= WRITTEN INSTRUCTION =
Your task is to give the data again, exactly, with every line intact.

= INFORMATION SUPPLIED =
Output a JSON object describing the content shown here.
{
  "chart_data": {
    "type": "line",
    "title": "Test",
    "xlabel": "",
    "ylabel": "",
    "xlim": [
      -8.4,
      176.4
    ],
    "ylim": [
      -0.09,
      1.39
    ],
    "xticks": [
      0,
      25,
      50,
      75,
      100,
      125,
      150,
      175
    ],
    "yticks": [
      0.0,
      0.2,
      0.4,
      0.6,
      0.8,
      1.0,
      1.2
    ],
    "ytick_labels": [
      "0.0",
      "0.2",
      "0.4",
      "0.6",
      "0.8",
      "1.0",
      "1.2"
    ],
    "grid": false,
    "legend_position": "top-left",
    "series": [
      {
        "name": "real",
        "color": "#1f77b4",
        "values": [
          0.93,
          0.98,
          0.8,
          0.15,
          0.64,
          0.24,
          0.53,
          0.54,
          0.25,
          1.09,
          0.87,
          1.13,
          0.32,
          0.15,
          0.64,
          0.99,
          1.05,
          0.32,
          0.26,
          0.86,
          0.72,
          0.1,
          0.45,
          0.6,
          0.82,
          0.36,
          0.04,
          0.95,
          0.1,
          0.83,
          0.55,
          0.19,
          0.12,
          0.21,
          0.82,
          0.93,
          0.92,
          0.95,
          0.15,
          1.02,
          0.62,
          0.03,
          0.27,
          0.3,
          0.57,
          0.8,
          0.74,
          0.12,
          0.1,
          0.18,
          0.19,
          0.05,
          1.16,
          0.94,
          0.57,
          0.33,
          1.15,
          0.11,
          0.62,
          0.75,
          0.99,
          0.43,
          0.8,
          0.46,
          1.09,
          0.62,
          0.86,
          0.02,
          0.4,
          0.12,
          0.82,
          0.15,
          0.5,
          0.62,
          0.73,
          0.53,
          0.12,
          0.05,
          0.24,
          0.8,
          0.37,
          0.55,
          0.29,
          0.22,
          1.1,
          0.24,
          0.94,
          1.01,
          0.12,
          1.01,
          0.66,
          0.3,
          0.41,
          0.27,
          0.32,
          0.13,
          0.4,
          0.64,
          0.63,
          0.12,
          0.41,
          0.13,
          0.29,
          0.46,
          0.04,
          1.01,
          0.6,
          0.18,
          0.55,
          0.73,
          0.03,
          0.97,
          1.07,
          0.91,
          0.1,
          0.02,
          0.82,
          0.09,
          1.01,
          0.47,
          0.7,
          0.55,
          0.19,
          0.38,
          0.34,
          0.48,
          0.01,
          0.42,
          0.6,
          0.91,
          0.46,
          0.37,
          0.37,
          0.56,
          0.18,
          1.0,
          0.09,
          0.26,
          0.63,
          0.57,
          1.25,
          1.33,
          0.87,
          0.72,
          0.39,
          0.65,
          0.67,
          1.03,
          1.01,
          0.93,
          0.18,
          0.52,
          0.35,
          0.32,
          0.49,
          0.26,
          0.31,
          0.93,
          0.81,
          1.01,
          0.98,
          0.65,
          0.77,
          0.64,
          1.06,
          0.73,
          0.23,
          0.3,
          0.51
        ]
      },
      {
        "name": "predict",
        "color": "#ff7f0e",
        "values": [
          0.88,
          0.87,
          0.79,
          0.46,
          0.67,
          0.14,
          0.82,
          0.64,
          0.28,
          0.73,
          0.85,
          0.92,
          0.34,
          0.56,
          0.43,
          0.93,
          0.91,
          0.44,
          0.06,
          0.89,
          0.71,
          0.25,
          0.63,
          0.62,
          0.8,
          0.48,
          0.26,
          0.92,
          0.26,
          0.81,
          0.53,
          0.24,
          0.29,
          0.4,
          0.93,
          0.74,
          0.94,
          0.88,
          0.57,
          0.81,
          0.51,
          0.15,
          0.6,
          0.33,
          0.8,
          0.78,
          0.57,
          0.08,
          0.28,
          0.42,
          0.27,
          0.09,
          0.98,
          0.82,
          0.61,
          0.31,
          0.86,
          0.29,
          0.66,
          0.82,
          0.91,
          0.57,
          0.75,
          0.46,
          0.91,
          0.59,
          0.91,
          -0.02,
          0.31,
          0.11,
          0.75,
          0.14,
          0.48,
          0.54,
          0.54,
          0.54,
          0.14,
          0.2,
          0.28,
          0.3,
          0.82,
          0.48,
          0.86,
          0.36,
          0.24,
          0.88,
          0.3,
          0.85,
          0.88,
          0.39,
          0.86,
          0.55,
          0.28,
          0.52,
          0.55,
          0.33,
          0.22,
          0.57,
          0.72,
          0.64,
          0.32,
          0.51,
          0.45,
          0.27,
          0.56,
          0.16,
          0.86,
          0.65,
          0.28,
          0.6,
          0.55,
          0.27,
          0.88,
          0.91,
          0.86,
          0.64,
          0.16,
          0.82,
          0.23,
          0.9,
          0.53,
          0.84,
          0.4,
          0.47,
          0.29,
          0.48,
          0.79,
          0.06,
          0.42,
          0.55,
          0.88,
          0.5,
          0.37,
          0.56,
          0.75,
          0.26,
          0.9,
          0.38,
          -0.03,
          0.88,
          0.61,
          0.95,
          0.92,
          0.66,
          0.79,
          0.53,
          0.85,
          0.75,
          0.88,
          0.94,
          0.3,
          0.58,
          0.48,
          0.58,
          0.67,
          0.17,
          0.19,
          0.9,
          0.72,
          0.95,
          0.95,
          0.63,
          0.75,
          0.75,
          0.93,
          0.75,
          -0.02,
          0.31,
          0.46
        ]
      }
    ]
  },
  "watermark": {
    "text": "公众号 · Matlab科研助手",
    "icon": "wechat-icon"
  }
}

= EXERCISE SOLUTION =
Output a JSON object describing the content shown here.
{
  "chart_data": {
    "type": "line",
    "title": "Test",
    "xlabel": "",
    "ylabel": "",
    "xlim": [
      -8.4,
      176.4
    ],
    "ylim": [
      -0.09,
      1.39
    ],
    "xticks": [
      0,
      25,
      50,
      75,
      100,
      125,
      150,
      175
    ],
    "yticks": [
      0.0,
      0.2,
      0.4,
      0.6,
      0.8,
      1.0,
      1.2
    ],
    "ytick_labels": [
      "0.0",
      "0.2",
      "0.4",
      "0.6",
      "0.8",
      "1.0",
      "1.2"
    ],
    "grid": false,
    "legend_position": "top-left",
    "series": [
      {
        "name": "real",
        "color": "#1f77b4",
        "values": [
          0.93,
          0.98,
          0.8,
          0.15,
          0.64,
          0.24,
          0.53,
          0.54,
          0.25,
          1.09,
          0.87,
          1.13,
          0.32,
          0.15,
          0.64,
          0.99,
          1.05,
          0.32,
          0.26,
          0.86,
          0.72,
          0.1,
          0.45,
          0.6,
          0.82,
          0.36,
          0.04,
          0.95,
          0.1,
          0.83,
          0.55,
          0.19,
          0.12,
          0.21,
          0.82,
          0.93,
          0.92,
          0.95,
          0.15,
          1.02,
          0.62,
          0.03,
          0.27,
          0.3,
          0.57,
          0.8,
          0.74,
          0.12,
          0.1,
          0.18,
          0.19,
          0.05,
          1.16,
          0.94,
          0.57,
          0.33,
          1.15,
          0.11,
          0.62,
          0.75,
          0.99,
          0.43,
          0.8,
          0.46,
          1.09,
          0.62,
          0.86,
          0.02,
          0.4,
          0.12,
          0.82,
          0.15,
          0.5,
          0.62,
          0.73,
          0.53,
          0.12,
          0.05,
          0.24,
          0.8,
          0.37,
          0.55,
          0.29,
          0.22,
          1.1,
          0.24,
          0.94,
          1.01,
          0.12,
          1.01,
          0.66,
          0.3,
          0.41,
          0.27,
          0.32,
          0.13,
          0.4,
          0.64,
          0.63,
          0.12,
          0.41,
          0.13,
          0.29,
          0.46,
          0.04,
          1.01,
          0.6,
          0.18,
          0.55,
          0.73,
          0.03,
          0.97,
          1.07,
          0.91,
          0.1,
          0.02,
          0.82,
          0.09,
          1.01,
          0.47,
          0.7,
          0.55,
          0.19,
          0.38,
          0.34,
          0.48,
          0.01,
          0.42,
          0.6,
          0.91,
          0.46,
          0.37,
          0.37,
          0.56,
          0.18,
          1.0,
          0.09,
          0.26,
          0.63,
          0.57,
          1.25,
          1.33,
          0.87,
          0.72,
          0.39,
          0.65,
          0.67,
          1.03,
          1.01,
          0.93,
          0.18,
          0.52,
          0.35,
          0.32,
          0.49,
          0.26,
          0.31,
          0.93,
          0.81,
          1.01,
          0.98,
          0.65,
          0.77,
          0.64,
          1.06,
          0.73,
          0.23,
          0.3,
          0.51
        ]
      },
      {
        "name": "predict",
        "color": "#ff7f0e",
        "values": [
          0.88,
          0.87,
          0.79,
          0.46,
          0.67,
          0.14,
          0.82,
          0.64,
          0.28,
          0.73,
          0.85,
          0.92,
          0.34,
          0.56,
          0.43,
          0.93,
          0.91,
          0.44,
          0.06,
          0.89,
          0.71,
          0.25,
          0.63,
          0.62,
          0.8,
          0.48,
          0.26,
          0.92,
          0.26,
          0.81,
          0.53,
          0.24,
          0.29,
          0.4,
          0.93,
          0.74,
          0.94,
          0.88,
          0.57,
          0.81,
          0.51,
          0.15,
          0.6,
          0.33,
          0.8,
          0.78,
          0.57,
          0.08,
          0.28,
          0.42,
          0.27,
          0.09,
          0.98,
          0.82,
          0.61,
          0.31,
          0.86,
          0.29,
          0.66,
          0.82,
          0.91,
          0.57,
          0.75,
          0.46,
          0.91,
          0.59,
          0.91,
          -0.02,
          0.31,
          0.11,
          0.75,
          0.14,
          0.48,
          0.54,
          0.54,
          0.54,
          0.14,
          0.2,
          0.28,
          0.3,
          0.82,
          0.48,
          0.86,
          0.36,
          0.24,
          0.88,
          0.3,
          0.85,
          0.88,
          0.39,
          0.86,
          0.55,
          0.28,
          0.52,
          0.55,
          0.33,
          0.22,
          0.57,
          0.72,
          0.64,
          0.32,
          0.51,
          0.45,
          0.27,
          0.56,
          0.16,
          0.86,
          0.65,
          0.28,
          0.6,
          0.55,
          0.27,
          0.88,
          0.91,
          0.86,
          0.64,
          0.16,
          0.82,
          0.23,
          0.9,
          0.53,
          0.84,
          0.4,
          0.47,
          0.29,
          0.48,
          0.79,
          0.06,
          0.42,
          0.55,
          0.88,
          0.5,
          0.37,
          0.56,
          0.75,
          0.26,
          0.9,
          0.38,
          -0.03,
          0.88,
          0.61,
          0.95,
          0.92,
          0.66,
          0.79,
          0.53,
          0.85,
          0.75,
          0.88,
          0.94,
          0.3,
          0.58,
          0.48,
          0.58,
          0.67,
          0.17,
          0.19,
          0.9,
          0.72,
          0.95,
          0.95,
          0.63,
          0.75,
          0.75,
          0.93,
          0.75,
          -0.02,
          0.31,
          0.46
        ]
      }
    ]
  },
  "watermark": {
    "text": "公众号 · Matlab科研助手",
    "icon": "wechat-icon"
  }
}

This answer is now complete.